● **Task brief**
Filter the records below down to lines containing "approx".

● **Figure record listings**
──────────────────────────────

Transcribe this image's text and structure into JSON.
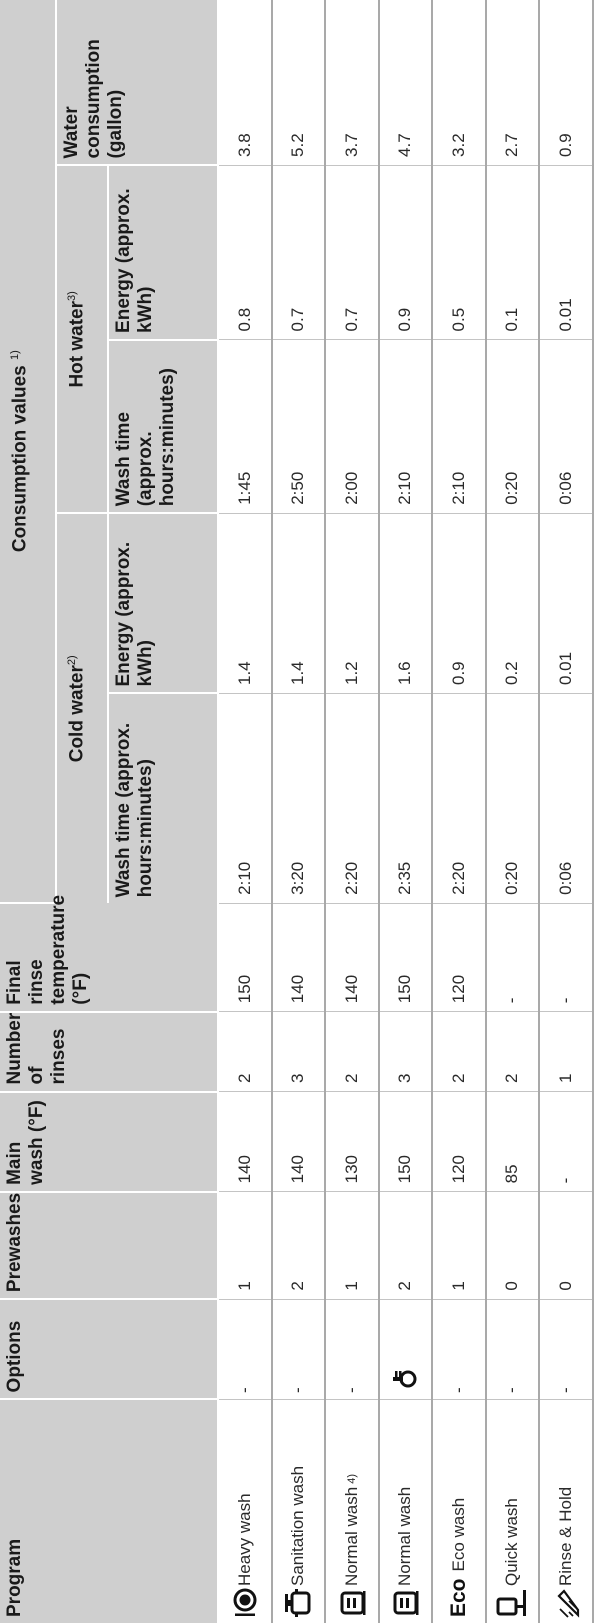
{
  "headers": {
    "program": "Program",
    "options": "Options",
    "prewashes": "Prewashes",
    "main_wash": "Main wash (°F)",
    "rinses": "Number of rinses",
    "final_rinse": "Final rinse temperature (°F)",
    "consumption": "Consumption values",
    "consumption_note": "1)",
    "cold_water": "Cold water",
    "cold_note": "2)",
    "hot_water": "Hot water",
    "hot_note": "3)",
    "wash_time": "Wash time (approx. hours:minutes)",
    "energy": "Energy (approx. kWh)",
    "water": "Water consumption (gallon)"
  },
  "rows": [
    {
      "icon": "heavy-wash-icon",
      "program": "Heavy wash",
      "note": "",
      "options": "-",
      "options_icon": "",
      "prewashes": "1",
      "main": "140",
      "rinses": "2",
      "final": "150",
      "cold_time": "2:10",
      "cold_energy": "1.4",
      "hot_time": "1:45",
      "hot_energy": "0.8",
      "water": "3.8"
    },
    {
      "icon": "sanitation-wash-icon",
      "program": "Sanitation wash",
      "note": "",
      "options": "-",
      "options_icon": "",
      "prewashes": "2",
      "main": "140",
      "rinses": "3",
      "final": "140",
      "cold_time": "3:20",
      "cold_energy": "1.4",
      "hot_time": "2:50",
      "hot_energy": "0.7",
      "water": "5.2"
    },
    {
      "icon": "normal-wash-icon",
      "program": "Normal wash",
      "note": "4)",
      "options": "-",
      "options_icon": "",
      "prewashes": "1",
      "main": "130",
      "rinses": "2",
      "final": "140",
      "cold_time": "2:20",
      "cold_energy": "1.2",
      "hot_time": "2:00",
      "hot_energy": "0.7",
      "water": "3.7"
    },
    {
      "icon": "normal-wash-icon",
      "program": "Normal wash",
      "note": "",
      "options": "",
      "options_icon": "sanitize-option-icon",
      "prewashes": "2",
      "main": "150",
      "rinses": "3",
      "final": "150",
      "cold_time": "2:35",
      "cold_energy": "1.6",
      "hot_time": "2:10",
      "hot_energy": "0.9",
      "water": "4.7"
    },
    {
      "icon": "eco-wash-icon",
      "icon_text": "Eco",
      "program": "Eco wash",
      "note": "",
      "options": "-",
      "options_icon": "",
      "prewashes": "1",
      "main": "120",
      "rinses": "2",
      "final": "120",
      "cold_time": "2:20",
      "cold_energy": "0.9",
      "hot_time": "2:10",
      "hot_energy": "0.5",
      "water": "3.2"
    },
    {
      "icon": "quick-wash-icon",
      "program": "Quick wash",
      "note": "",
      "options": "-",
      "options_icon": "",
      "prewashes": "0",
      "main": "85",
      "rinses": "2",
      "final": "-",
      "cold_time": "0:20",
      "cold_energy": "0.2",
      "hot_time": "0:20",
      "hot_energy": "0.1",
      "water": "2.7"
    },
    {
      "icon": "rinse-hold-icon",
      "program": "Rinse & Hold",
      "note": "",
      "options": "-",
      "options_icon": "",
      "prewashes": "0",
      "main": "-",
      "rinses": "1",
      "final": "-",
      "cold_time": "0:06",
      "cold_energy": "0.01",
      "hot_time": "0:06",
      "hot_energy": "0.01",
      "water": "0.9"
    }
  ]
}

──────────────────────────────

● **Solution for this exercise**
    "wash_time": "Wash time (approx. hours:minutes)",
    "energy": "Energy (approx. kWh)",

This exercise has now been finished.